Short task
Locate each line of the material that contains "материалы", then return it.

Excerpted records
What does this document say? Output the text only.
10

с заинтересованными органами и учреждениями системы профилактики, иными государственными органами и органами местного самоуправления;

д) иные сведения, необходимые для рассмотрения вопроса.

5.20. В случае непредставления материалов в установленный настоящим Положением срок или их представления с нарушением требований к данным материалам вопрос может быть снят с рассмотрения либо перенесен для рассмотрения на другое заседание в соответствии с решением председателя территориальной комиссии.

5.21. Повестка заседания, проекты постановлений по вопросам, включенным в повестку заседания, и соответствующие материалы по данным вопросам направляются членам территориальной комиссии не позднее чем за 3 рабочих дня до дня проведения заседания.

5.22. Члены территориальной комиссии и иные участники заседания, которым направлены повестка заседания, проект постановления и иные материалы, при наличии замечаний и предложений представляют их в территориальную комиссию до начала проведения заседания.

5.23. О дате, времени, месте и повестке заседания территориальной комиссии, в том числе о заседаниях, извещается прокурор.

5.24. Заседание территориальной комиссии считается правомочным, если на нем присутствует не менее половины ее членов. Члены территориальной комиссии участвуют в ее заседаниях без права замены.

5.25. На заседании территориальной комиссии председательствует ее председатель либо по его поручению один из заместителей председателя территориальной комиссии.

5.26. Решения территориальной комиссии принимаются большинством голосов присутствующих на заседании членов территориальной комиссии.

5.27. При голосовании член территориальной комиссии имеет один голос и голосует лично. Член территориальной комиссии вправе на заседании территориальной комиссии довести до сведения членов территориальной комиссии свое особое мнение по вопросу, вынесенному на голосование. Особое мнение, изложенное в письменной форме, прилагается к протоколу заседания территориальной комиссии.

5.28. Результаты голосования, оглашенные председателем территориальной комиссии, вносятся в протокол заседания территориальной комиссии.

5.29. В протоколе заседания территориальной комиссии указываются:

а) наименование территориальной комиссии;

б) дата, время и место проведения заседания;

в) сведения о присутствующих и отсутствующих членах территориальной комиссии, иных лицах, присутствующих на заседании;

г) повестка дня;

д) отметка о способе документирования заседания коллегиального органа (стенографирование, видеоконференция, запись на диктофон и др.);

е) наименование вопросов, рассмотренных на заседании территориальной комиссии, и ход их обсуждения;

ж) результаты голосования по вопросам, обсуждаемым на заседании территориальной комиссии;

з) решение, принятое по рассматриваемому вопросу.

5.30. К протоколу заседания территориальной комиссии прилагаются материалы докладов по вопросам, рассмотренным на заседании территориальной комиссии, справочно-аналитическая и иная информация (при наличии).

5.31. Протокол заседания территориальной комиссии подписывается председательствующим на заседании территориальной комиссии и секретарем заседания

Solution for this problem
5.21. Повестка заседания, проекты постановлений по вопросам, включенным в повестку заседания, и соответствующие материалы по данным вопросам направляются членам территориальной комиссии не позднее чем за 3 рабочих дня до дня проведения заседания.
5.22. Члены территориальной комиссии и иные участники заседания, которым направлены повестка заседания, проект постановления и иные материалы, при наличии замечаний и предложений представляют их в территориальную комиссию до начала проведения заседания.
5.30. К протоколу заседания территориальной комиссии прилагаются материалы докладов по вопросам, рассмотренным на заседании территориальной комиссии, справочно-аналитическая и иная информация (при наличии).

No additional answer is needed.